SET PROBLEM A →
Output the abstract on clast sizes in fault zone rocks in full, unchanged.

Abstract
Quartz/feldspar fragment (‘clast’) sizes were measured in thin sections of three types of fault zone rocks, e.g., melting-dominated pseudotachylyte (M-Pt), crushing-dominated pseudotachylyte (C-Pt) and cataclasite (Ct), from two well-studied Precambrian shear/fault zones in the Indian craton (e.g., the Gavilgarh–Tan Shear zone in central India and the Sarwar–Junia Fault zone in western India). Logarithmic plots of clast area vs. cumulative frequency in the pseudotachylytes demonstrate a fractal clast-size distribution (c.s.d.) for the intermediate size range, whereas the finer and coarser clast size fractions clearly deviate from the fractal trend. Under-representation of the finer size clasts in the pseudotachylyte samples may be attributed to their preferential melting and removal from the clast population. The relative paucity of coarse clasts, on the other hand, is possibly due to a sampling bias against coarse clasts. The c.s.d of the cataclastic rock shows a multi-fractal character with two different slopes (i.e., lower D-value for finer clast sizes) and absence of the left-hand (finer size) fall off. This suggests less efficient crushing in the finer clast size fraction. The proportion of clasts, compared to the matrix, is very small in M-Pt, increases in C-Pt and is highest in Ct, suggesting that melting of rock/mineral fragments is a dominant process in forming M-Pt, whereas it is less significant in C-Pt, and is absent in Ct, which corroborates the microscopic observations.

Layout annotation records
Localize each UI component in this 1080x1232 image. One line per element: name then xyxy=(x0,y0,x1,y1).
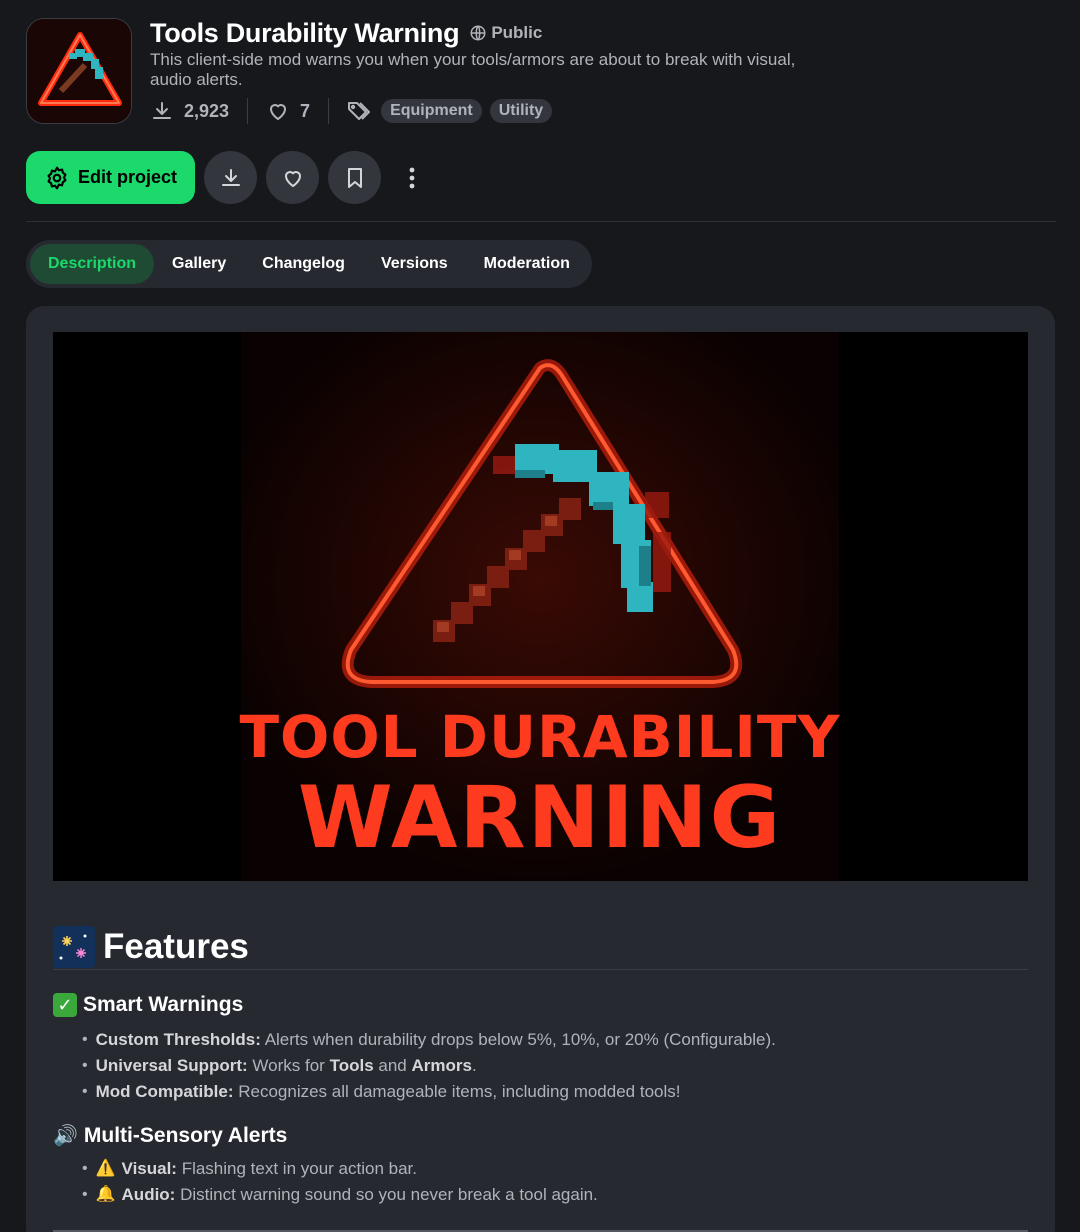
alerts-list: ⚠️Visual: Flashing text in your action b… xyxy=(82,1156,598,1208)
more-options-button[interactable] xyxy=(397,151,427,204)
project-actions: Edit project xyxy=(26,151,427,204)
likes-stat: 7 xyxy=(266,99,310,123)
durability-warning-banner: TOOL DURABILITY WARNING xyxy=(53,332,1028,881)
header-divider xyxy=(26,221,1056,222)
tab-gallery[interactable]: Gallery xyxy=(154,244,244,284)
tab-description[interactable]: Description xyxy=(30,244,155,284)
warning-icon: ⚠️ xyxy=(95,1160,116,1177)
stats-divider xyxy=(247,98,249,124)
tab-versions[interactable]: Versions xyxy=(363,244,466,284)
project-summary: This client-side mod warns you when your… xyxy=(150,50,796,89)
smart-warnings-heading: ✓ Smart Warnings xyxy=(53,993,243,1017)
smart-warnings-list: Custom Thresholds: Alerts when durabilit… xyxy=(82,1027,776,1105)
tag-equipment[interactable]: Equipment xyxy=(381,99,482,123)
smart-warnings-title: Smart Warnings xyxy=(83,993,244,1016)
project-tabs: Description Gallery Changelog Versions M… xyxy=(26,240,592,288)
edit-project-button[interactable]: Edit project xyxy=(26,151,196,204)
list-item: Custom Thresholds: Alerts when durabilit… xyxy=(82,1027,776,1053)
stats-divider xyxy=(328,98,330,124)
alerts-heading: 🔊 Multi-Sensory Alerts xyxy=(53,1123,287,1148)
banner-line2: WARNING xyxy=(298,768,782,868)
project-header: Tools Durability Warning Public This cli… xyxy=(26,18,1056,126)
heart-icon xyxy=(284,170,301,187)
banner-line1: TOOL DURABILITY xyxy=(239,703,840,771)
features-heading: Features xyxy=(53,924,1028,970)
fireworks-icon xyxy=(53,925,95,968)
project-title: Tools Durability Warning xyxy=(150,17,460,48)
downloads-stat: 2,923 xyxy=(150,99,229,123)
bell-icon: 🔔 xyxy=(95,1186,116,1203)
download-button[interactable] xyxy=(204,151,258,204)
likes-count: 7 xyxy=(300,100,311,121)
hero-banner-image: TOOL DURABILITY WARNING xyxy=(53,332,1028,881)
save-button[interactable] xyxy=(328,151,382,204)
tags-icon xyxy=(348,102,371,120)
list-item: Universal Support: Works for Tools and A… xyxy=(82,1053,776,1079)
alerts-title: Multi-Sensory Alerts xyxy=(83,1123,288,1147)
project-stats: 2,923 7 Equipment Utility xyxy=(150,98,560,124)
speaker-icon: 🔊 xyxy=(53,1125,78,1147)
warning-pickaxe-logo-icon xyxy=(27,19,131,123)
project-icon xyxy=(26,18,132,124)
tab-moderation[interactable]: Moderation xyxy=(466,244,588,284)
more-vertical-icon xyxy=(409,167,415,188)
bookmark-icon xyxy=(347,167,362,188)
check-mark-icon: ✓ xyxy=(53,993,77,1017)
download-icon xyxy=(221,168,240,186)
visibility-label: Public xyxy=(491,23,543,42)
heart-icon xyxy=(270,104,287,120)
tab-changelog[interactable]: Changelog xyxy=(244,244,363,284)
tag-utility[interactable]: Utility xyxy=(489,99,553,123)
edit-project-label: Edit project xyxy=(78,167,178,187)
description-card: TOOL DURABILITY WARNING Features ✓ Smart… xyxy=(26,306,1055,1232)
follow-button[interactable] xyxy=(266,151,320,204)
features-title: Features xyxy=(103,926,249,966)
list-item: ⚠️Visual: Flashing text in your action b… xyxy=(82,1156,598,1182)
list-item: 🔔Audio: Distinct warning sound so you ne… xyxy=(82,1182,598,1208)
downloads-count: 2,923 xyxy=(184,100,230,121)
download-icon xyxy=(153,102,171,119)
globe-icon xyxy=(470,25,486,41)
visibility-badge: Public xyxy=(469,23,542,43)
gear-icon xyxy=(47,166,67,189)
list-item: Mod Compatible: Recognizes all damageabl… xyxy=(82,1079,776,1105)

SET PROBLEM B →
In the entries, take the part that opens with the line containing "alerts-list: ⚠️Visual: Flashing" and closes with the line containing "project-stats: 2,923 7", and format those lines alone as a JSON list of strings, one string per line, leaving out blank lines.

CORRECT RESULT A →
Abstract
Quartz/feldspar fragment (‘clast’) sizes were measured in thin sections of three types of fault zone rocks, e.g., melting-dominated pseudotachylyte (M-Pt), crushing-dominated pseudotachylyte (C-Pt) and cataclasite (Ct), from two well-studied Precambrian shear/fault zones in the Indian craton (e.g., the Gavilgarh–Tan Shear zone in central India and the Sarwar–Junia Fault zone in western India). Logarithmic plots of clast area vs. cumulative frequency in the pseudotachylytes demonstrate a fractal clast-size distribution (c.s.d.) for the intermediate size range, whereas the finer and coarser clast size fractions clearly deviate from the fractal trend. Under-representation of the finer size clasts in the pseudotachylyte samples may be attributed to their preferential melting and removal from the clast population. The relative paucity of coarse clasts, on the other hand, is possibly due to a sampling bias against coarse clasts. The c.s.d of the cataclastic rock shows a multi-fractal character with two different slopes (i.e., lower D-value for finer clast sizes) and absence of the left-hand (finer size) fall off. This suggests less efficient crushing in the finer clast size fraction. The proportion of clasts, compared to the matrix, is very small in M-Pt, increases in C-Pt and is highest in Ct, suggesting that melting of rock/mineral fragments is a dominant process in forming M-Pt, whereas it is less significant in C-Pt, and is absent in Ct, which corroborates the microscopic observations.

CORRECT RESULT B →
[
  "alerts-list: ⚠️Visual: Flashing text in your action b… xyxy=(82,1156,598,1208)",
  "more-options-button[interactable] xyxy=(397,151,427,204)",
  "project-actions: Edit project xyxy=(26,151,427,204)",
  "likes-stat: 7 xyxy=(266,99,310,123)",
  "durability-warning-banner: TOOL DURABILITY WARNING xyxy=(53,332,1028,881)",
  "header-divider xyxy=(26,221,1056,222)",
  "tab-gallery[interactable]: Gallery xyxy=(154,244,244,284)",
  "tab-description[interactable]: Description xyxy=(30,244,155,284)",
  "warning-icon: ⚠️ xyxy=(95,1160,116,1177)",
  "stats-divider xyxy=(247,98,249,124)",
  "tab-versions[interactable]: Versions xyxy=(363,244,466,284)",
  "project-summary: This client-side mod warns you when your… xyxy=(150,50,796,89)",
  "smart-warnings-heading: ✓ Smart Warnings xyxy=(53,993,243,1017)",
  "smart-warnings-list: Custom Thresholds: Alerts when durabilit… xyxy=(82,1027,776,1105)",
  "tag-equipment[interactable]: Equipment xyxy=(381,99,482,123)",
  "smart-warnings-title: Smart Warnings xyxy=(83,993,244,1016)",
  "project-tabs: Description Gallery Changelog Versions M… xyxy=(26,240,592,288)",
  "edit-project-button[interactable]: Edit project xyxy=(26,151,196,204)",
  "list-item: Custom Thresholds: Alerts when durabilit… xyxy=(82,1027,776,1053)",
  "stats-divider xyxy=(328,98,330,124)",
  "alerts-heading: 🔊 Multi-Sensory Alerts xyxy=(53,1123,287,1148)",
  "banner-line2: WARNING xyxy=(298,768,782,868)",
  "project-header: Tools Durability Warning Public This cli… xyxy=(26,18,1056,126)",
  "heart-icon xyxy=(284,170,301,187)",
  "banner-line1: TOOL DURABILITY xyxy=(239,703,840,771)",
  "features-heading: Features xyxy=(53,924,1028,970)",
  "fireworks-icon xyxy=(53,925,95,968)",
  "project-title: Tools Durability Warning xyxy=(150,17,460,48)",
  "downloads-stat: 2,923 xyxy=(150,99,229,123)",
  "bell-icon: 🔔 xyxy=(95,1186,116,1203)",
  "download-button[interactable] xyxy=(204,151,258,204)",
  "likes-count: 7 xyxy=(300,100,311,121)",
  "hero-banner-image: TOOL DURABILITY WARNING xyxy=(53,332,1028,881)",
  "save-button[interactable] xyxy=(328,151,382,204)",
  "tags-icon xyxy=(348,102,371,120)",
  "list-item: Universal Support: Works for Tools and A… xyxy=(82,1053,776,1079)",
  "alerts-title: Multi-Sensory Alerts xyxy=(83,1123,288,1147)",
  "project-stats: 2,923 7 Equipment Utility xyxy=(150,98,560,124)"
]